WORK TO DO:
Repeat each line word for word.

SUPPLIED DATA:
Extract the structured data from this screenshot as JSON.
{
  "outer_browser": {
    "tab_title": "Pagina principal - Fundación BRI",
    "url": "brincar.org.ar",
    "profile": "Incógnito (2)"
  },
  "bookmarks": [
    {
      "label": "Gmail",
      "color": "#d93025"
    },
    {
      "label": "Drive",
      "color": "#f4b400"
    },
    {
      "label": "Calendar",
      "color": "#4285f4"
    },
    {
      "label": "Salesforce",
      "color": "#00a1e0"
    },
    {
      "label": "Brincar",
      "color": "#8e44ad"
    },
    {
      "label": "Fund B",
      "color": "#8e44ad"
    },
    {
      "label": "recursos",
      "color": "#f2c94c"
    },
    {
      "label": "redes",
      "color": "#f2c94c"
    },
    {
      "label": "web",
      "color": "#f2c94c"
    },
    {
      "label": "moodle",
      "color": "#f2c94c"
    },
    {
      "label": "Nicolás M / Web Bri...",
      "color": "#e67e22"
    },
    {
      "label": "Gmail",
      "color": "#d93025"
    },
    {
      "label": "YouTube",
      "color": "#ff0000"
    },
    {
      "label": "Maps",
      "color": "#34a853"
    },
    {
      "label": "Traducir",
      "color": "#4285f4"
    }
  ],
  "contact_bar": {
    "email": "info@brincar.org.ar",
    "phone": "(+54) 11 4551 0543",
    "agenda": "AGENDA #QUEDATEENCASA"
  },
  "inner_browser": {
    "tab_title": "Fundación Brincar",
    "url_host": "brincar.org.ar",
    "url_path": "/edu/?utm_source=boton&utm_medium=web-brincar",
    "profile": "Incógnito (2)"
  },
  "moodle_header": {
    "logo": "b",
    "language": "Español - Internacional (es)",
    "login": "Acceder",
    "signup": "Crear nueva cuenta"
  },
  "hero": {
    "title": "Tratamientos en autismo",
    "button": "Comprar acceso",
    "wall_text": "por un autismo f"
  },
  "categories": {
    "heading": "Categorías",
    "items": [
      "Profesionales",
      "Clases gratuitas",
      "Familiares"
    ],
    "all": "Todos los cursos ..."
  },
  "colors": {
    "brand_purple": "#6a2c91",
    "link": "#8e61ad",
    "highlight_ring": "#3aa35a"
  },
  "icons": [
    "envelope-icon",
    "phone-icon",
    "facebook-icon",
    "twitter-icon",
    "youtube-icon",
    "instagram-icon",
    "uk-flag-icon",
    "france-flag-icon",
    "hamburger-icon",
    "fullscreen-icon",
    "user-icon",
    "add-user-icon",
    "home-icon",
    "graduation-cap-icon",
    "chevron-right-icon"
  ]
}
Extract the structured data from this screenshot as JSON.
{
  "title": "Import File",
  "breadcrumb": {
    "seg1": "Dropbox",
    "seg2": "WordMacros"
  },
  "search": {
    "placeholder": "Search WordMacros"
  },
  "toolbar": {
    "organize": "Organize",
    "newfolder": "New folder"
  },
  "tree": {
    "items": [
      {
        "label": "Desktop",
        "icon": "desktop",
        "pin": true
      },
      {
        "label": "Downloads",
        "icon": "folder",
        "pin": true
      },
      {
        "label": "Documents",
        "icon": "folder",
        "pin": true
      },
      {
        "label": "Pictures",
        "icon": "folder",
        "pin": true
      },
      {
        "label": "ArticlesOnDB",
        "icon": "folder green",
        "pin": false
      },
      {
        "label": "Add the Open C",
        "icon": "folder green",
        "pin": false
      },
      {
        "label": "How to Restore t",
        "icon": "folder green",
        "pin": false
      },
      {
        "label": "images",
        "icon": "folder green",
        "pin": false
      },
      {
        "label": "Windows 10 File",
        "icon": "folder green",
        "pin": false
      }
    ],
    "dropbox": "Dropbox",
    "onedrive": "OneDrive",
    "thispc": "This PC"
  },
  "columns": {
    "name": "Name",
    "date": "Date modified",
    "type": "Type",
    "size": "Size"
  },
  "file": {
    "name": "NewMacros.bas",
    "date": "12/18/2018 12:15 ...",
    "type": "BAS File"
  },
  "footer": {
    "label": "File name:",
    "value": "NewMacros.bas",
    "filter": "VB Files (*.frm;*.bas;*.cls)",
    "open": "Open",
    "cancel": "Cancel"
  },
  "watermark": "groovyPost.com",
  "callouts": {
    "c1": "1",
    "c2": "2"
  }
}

CORRECT RESULT:
Extract the structured data from this screenshot as JSON.
{
  "outer_browser": {
    "tab_title": "Pagina principal - Fundación BRI",
    "url": "brincar.org.ar",
    "profile": "Incógnito (2)"
  },
  "bookmarks": [
    {
      "label": "Gmail",
      "color": "#d93025"
    },
    {
      "label": "Drive",
      "color": "#f4b400"
    },
    {
      "label": "Calendar",
      "color": "#4285f4"
    },
    {
      "label": "Salesforce",
      "color": "#00a1e0"
    },
    {
      "label": "Brincar",
      "color": "#8e44ad"
    },
    {
      "label": "Fund B",
      "color": "#8e44ad"
    },
    {
      "label": "recursos",
      "color": "#f2c94c"
    },
    {
      "label": "redes",
      "color": "#f2c94c"
    },
    {
      "label": "web",
      "color": "#f2c94c"
    },
    {
      "label": "moodle",
      "color": "#f2c94c"
    },
    {
      "label": "Nicolás M / Web Bri...",
      "color": "#e67e22"
    },
    {
      "label": "Gmail",
      "color": "#d93025"
    },
    {
      "label": "YouTube",
      "color": "#ff0000"
    },
    {
      "label": "Maps",
      "color": "#34a853"
    },
    {
      "label": "Traducir",
      "color": "#4285f4"
    }
  ],
  "contact_bar": {
    "email": "info@brincar.org.ar",
    "phone": "(+54) 11 4551 0543",
    "agenda": "AGENDA #QUEDATEENCASA"
  },
  "inner_browser": {
    "tab_title": "Fundación Brincar",
    "url_host": "brincar.org.ar",
    "url_path": "/edu/?utm_source=boton&utm_medium=web-brincar",
    "profile": "Incógnito (2)"
  },
  "moodle_header": {
    "logo": "b",
    "language": "Español - Internacional (es)",
    "login": "Acceder",
    "signup": "Crear nueva cuenta"
  },
  "hero": {
    "title": "Tratamientos en autismo",
    "button": "Comprar acceso",
    "wall_text": "por un autismo f"
  },
  "categories": {
    "heading": "Categorías",
    "items": [
      "Profesionales",
      "Clases gratuitas",
      "Familiares"
    ],
    "all": "Todos los cursos ..."
  },
  "colors": {
    "brand_purple": "#6a2c91",
    "link": "#8e61ad",
    "highlight_ring": "#3aa35a"
  },
  "icons": [
    "envelope-icon",
    "phone-icon",
    "facebook-icon",
    "twitter-icon",
    "youtube-icon",
    "instagram-icon",
    "uk-flag-icon",
    "france-flag-icon",
    "hamburger-icon",
    "fullscreen-icon",
    "user-icon",
    "add-user-icon",
    "home-icon",
    "graduation-cap-icon",
    "chevron-right-icon"
  ]
}
Extract the structured data from this screenshot as JSON.
{
  "title": "Import File",
  "breadcrumb": {
    "seg1": "Dropbox",
    "seg2": "WordMacros"
  },
  "search": {
    "placeholder": "Search WordMacros"
  },
  "toolbar": {
    "organize": "Organize",
    "newfolder": "New folder"
  },
  "tree": {
    "items": [
      {
        "label": "Desktop",
        "icon": "desktop",
        "pin": true
      },
      {
        "label": "Downloads",
        "icon": "folder",
        "pin": true
      },
      {
        "label": "Documents",
        "icon": "folder",
        "pin": true
      },
      {
        "label": "Pictures",
        "icon": "folder",
        "pin": true
      },
      {
        "label": "ArticlesOnDB",
        "icon": "folder green",
        "pin": false
      },
      {
        "label": "Add the Open C",
        "icon": "folder green",
        "pin": false
      },
      {
        "label": "How to Restore t",
        "icon": "folder green",
        "pin": false
      },
      {
        "label": "images",
        "icon": "folder green",
        "pin": false
      },
      {
        "label": "Windows 10 File",
        "icon": "folder green",
        "pin": false
      }
    ],
    "dropbox": "Dropbox",
    "onedrive": "OneDrive",
    "thispc": "This PC"
  },
  "columns": {
    "name": "Name",
    "date": "Date modified",
    "type": "Type",
    "size": "Size"
  },
  "file": {
    "name": "NewMacros.bas",
    "date": "12/18/2018 12:15 ...",
    "type": "BAS File"
  },
  "footer": {
    "label": "File name:",
    "value": "NewMacros.bas",
    "filter": "VB Files (*.frm;*.bas;*.cls)",
    "open": "Open",
    "cancel": "Cancel"
  },
  "watermark": "groovyPost.com",
  "callouts": {
    "c1": "1",
    "c2": "2"
  }
}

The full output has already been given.